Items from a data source
★ ★ ★

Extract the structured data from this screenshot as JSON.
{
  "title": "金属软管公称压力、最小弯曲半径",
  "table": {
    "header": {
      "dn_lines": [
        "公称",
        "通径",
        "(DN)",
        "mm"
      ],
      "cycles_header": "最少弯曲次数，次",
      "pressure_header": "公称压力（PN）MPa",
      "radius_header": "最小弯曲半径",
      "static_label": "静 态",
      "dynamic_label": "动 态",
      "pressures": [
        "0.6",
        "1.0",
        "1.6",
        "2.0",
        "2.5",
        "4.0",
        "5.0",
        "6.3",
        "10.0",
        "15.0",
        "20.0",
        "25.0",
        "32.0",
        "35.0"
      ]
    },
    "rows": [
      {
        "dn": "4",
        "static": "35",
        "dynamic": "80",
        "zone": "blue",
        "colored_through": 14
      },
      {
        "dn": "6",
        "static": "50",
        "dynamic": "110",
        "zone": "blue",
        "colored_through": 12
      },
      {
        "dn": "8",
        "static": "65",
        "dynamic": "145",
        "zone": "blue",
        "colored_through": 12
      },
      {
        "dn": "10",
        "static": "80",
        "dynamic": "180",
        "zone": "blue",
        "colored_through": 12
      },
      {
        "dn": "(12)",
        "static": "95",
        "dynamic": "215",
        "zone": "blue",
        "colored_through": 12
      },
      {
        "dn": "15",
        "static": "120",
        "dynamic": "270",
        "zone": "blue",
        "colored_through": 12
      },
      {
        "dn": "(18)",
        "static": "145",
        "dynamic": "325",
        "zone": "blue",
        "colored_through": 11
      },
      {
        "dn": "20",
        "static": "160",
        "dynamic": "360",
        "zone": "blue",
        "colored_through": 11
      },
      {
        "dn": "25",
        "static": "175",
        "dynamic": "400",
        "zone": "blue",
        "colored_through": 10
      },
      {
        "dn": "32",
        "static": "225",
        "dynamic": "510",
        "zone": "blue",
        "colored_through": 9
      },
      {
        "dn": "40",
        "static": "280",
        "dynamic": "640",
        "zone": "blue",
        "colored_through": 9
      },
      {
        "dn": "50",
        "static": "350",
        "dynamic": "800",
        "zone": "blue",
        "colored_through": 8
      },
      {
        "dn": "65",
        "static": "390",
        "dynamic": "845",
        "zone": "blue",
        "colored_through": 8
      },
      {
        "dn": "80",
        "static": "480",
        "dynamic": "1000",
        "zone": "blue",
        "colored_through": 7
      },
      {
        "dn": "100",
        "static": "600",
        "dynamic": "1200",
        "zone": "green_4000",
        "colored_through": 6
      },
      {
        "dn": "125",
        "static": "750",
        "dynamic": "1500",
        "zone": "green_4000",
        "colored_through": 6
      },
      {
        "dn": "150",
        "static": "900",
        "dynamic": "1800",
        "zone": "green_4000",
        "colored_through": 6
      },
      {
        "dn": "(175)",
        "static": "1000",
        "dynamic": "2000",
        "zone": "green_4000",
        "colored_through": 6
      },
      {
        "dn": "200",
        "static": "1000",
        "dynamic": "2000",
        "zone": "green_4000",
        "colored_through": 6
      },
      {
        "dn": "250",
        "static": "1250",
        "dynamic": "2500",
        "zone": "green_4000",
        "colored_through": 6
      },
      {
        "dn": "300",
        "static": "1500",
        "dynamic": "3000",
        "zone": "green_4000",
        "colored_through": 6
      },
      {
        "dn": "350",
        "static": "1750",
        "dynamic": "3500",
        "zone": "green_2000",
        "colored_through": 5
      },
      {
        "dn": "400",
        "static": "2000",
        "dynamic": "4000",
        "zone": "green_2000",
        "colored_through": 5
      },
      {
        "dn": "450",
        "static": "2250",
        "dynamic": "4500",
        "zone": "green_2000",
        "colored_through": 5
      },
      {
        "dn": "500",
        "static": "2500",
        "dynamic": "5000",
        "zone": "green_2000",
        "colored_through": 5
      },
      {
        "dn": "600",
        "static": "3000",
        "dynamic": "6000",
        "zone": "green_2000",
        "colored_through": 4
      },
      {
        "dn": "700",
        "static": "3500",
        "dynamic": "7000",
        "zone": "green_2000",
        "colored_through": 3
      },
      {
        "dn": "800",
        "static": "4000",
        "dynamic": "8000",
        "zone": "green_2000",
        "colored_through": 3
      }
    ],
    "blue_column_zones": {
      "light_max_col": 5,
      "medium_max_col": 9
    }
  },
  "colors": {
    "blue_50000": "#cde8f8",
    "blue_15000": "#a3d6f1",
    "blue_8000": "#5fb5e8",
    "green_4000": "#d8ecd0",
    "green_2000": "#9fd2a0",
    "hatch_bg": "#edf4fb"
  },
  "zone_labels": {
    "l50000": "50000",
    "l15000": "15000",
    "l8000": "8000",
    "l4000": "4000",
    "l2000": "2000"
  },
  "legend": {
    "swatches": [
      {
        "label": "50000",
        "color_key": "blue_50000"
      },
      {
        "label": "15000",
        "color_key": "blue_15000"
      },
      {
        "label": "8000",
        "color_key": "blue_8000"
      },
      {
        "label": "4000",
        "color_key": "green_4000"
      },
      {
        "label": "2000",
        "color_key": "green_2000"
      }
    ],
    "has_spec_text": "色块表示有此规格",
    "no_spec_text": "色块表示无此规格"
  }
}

★ ★ ★

- **What to do**
Go through the listing and print each line exactly as it appears.

- **Answer to the problem**
Extract the structured data from this screenshot as JSON.
{
  "title": "金属软管公称压力、最小弯曲半径",
  "table": {
    "header": {
      "dn_lines": [
        "公称",
        "通径",
        "(DN)",
        "mm"
      ],
      "cycles_header": "最少弯曲次数，次",
      "pressure_header": "公称压力（PN）MPa",
      "radius_header": "最小弯曲半径",
      "static_label": "静 态",
      "dynamic_label": "动 态",
      "pressures": [
        "0.6",
        "1.0",
        "1.6",
        "2.0",
        "2.5",
        "4.0",
        "5.0",
        "6.3",
        "10.0",
        "15.0",
        "20.0",
        "25.0",
        "32.0",
        "35.0"
      ]
    },
    "rows": [
      {
        "dn": "4",
        "static": "35",
        "dynamic": "80",
        "zone": "blue",
        "colored_through": 14
      },
      {
        "dn": "6",
        "static": "50",
        "dynamic": "110",
        "zone": "blue",
        "colored_through": 12
      },
      {
        "dn": "8",
        "static": "65",
        "dynamic": "145",
        "zone": "blue",
        "colored_through": 12
      },
      {
        "dn": "10",
        "static": "80",
        "dynamic": "180",
        "zone": "blue",
        "colored_through": 12
      },
      {
        "dn": "(12)",
        "static": "95",
        "dynamic": "215",
        "zone": "blue",
        "colored_through": 12
      },
      {
        "dn": "15",
        "static": "120",
        "dynamic": "270",
        "zone": "blue",
        "colored_through": 12
      },
      {
        "dn": "(18)",
        "static": "145",
        "dynamic": "325",
        "zone": "blue",
        "colored_through": 11
      },
      {
        "dn": "20",
        "static": "160",
        "dynamic": "360",
        "zone": "blue",
        "colored_through": 11
      },
      {
        "dn": "25",
        "static": "175",
        "dynamic": "400",
        "zone": "blue",
        "colored_through": 10
      },
      {
        "dn": "32",
        "static": "225",
        "dynamic": "510",
        "zone": "blue",
        "colored_through": 9
      },
      {
        "dn": "40",
        "static": "280",
        "dynamic": "640",
        "zone": "blue",
        "colored_through": 9
      },
      {
        "dn": "50",
        "static": "350",
        "dynamic": "800",
        "zone": "blue",
        "colored_through": 8
      },
      {
        "dn": "65",
        "static": "390",
        "dynamic": "845",
        "zone": "blue",
        "colored_through": 8
      },
      {
        "dn": "80",
        "static": "480",
        "dynamic": "1000",
        "zone": "blue",
        "colored_through": 7
      },
      {
        "dn": "100",
        "static": "600",
        "dynamic": "1200",
        "zone": "green_4000",
        "colored_through": 6
      },
      {
        "dn": "125",
        "static": "750",
        "dynamic": "1500",
        "zone": "green_4000",
        "colored_through": 6
      },
      {
        "dn": "150",
        "static": "900",
        "dynamic": "1800",
        "zone": "green_4000",
        "colored_through": 6
      },
      {
        "dn": "(175)",
        "static": "1000",
        "dynamic": "2000",
        "zone": "green_4000",
        "colored_through": 6
      },
      {
        "dn": "200",
        "static": "1000",
        "dynamic": "2000",
        "zone": "green_4000",
        "colored_through": 6
      },
      {
        "dn": "250",
        "static": "1250",
        "dynamic": "2500",
        "zone": "green_4000",
        "colored_through": 6
      },
      {
        "dn": "300",
        "static": "1500",
        "dynamic": "3000",
        "zone": "green_4000",
        "colored_through": 6
      },
      {
        "dn": "350",
        "static": "1750",
        "dynamic": "3500",
        "zone": "green_2000",
        "colored_through": 5
      },
      {
        "dn": "400",
        "static": "2000",
        "dynamic": "4000",
        "zone": "green_2000",
        "colored_through": 5
      },
      {
        "dn": "450",
        "static": "2250",
        "dynamic": "4500",
        "zone": "green_2000",
        "colored_through": 5
      },
      {
        "dn": "500",
        "static": "2500",
        "dynamic": "5000",
        "zone": "green_2000",
        "colored_through": 5
      },
      {
        "dn": "600",
        "static": "3000",
        "dynamic": "6000",
        "zone": "green_2000",
        "colored_through": 4
      },
      {
        "dn": "700",
        "static": "3500",
        "dynamic": "7000",
        "zone": "green_2000",
        "colored_through": 3
      },
      {
        "dn": "800",
        "static": "4000",
        "dynamic": "8000",
        "zone": "green_2000",
        "colored_through": 3
      }
    ],
    "blue_column_zones": {
      "light_max_col": 5,
      "medium_max_col": 9
    }
  },
  "colors": {
    "blue_50000": "#cde8f8",
    "blue_15000": "#a3d6f1",
    "blue_8000": "#5fb5e8",
    "green_4000": "#d8ecd0",
    "green_2000": "#9fd2a0",
    "hatch_bg": "#edf4fb"
  },
  "zone_labels": {
    "l50000": "50000",
    "l15000": "15000",
    "l8000": "8000",
    "l4000": "4000",
    "l2000": "2000"
  },
  "legend": {
    "swatches": [
      {
        "label": "50000",
        "color_key": "blue_50000"
      },
      {
        "label": "15000",
        "color_key": "blue_15000"
      },
      {
        "label": "8000",
        "color_key": "blue_8000"
      },
      {
        "label": "4000",
        "color_key": "green_4000"
      },
      {
        "label": "2000",
        "color_key": "green_2000"
      }
    ],
    "has_spec_text": "色块表示有此规格",
    "no_spec_text": "色块表示无此规格"
  }
}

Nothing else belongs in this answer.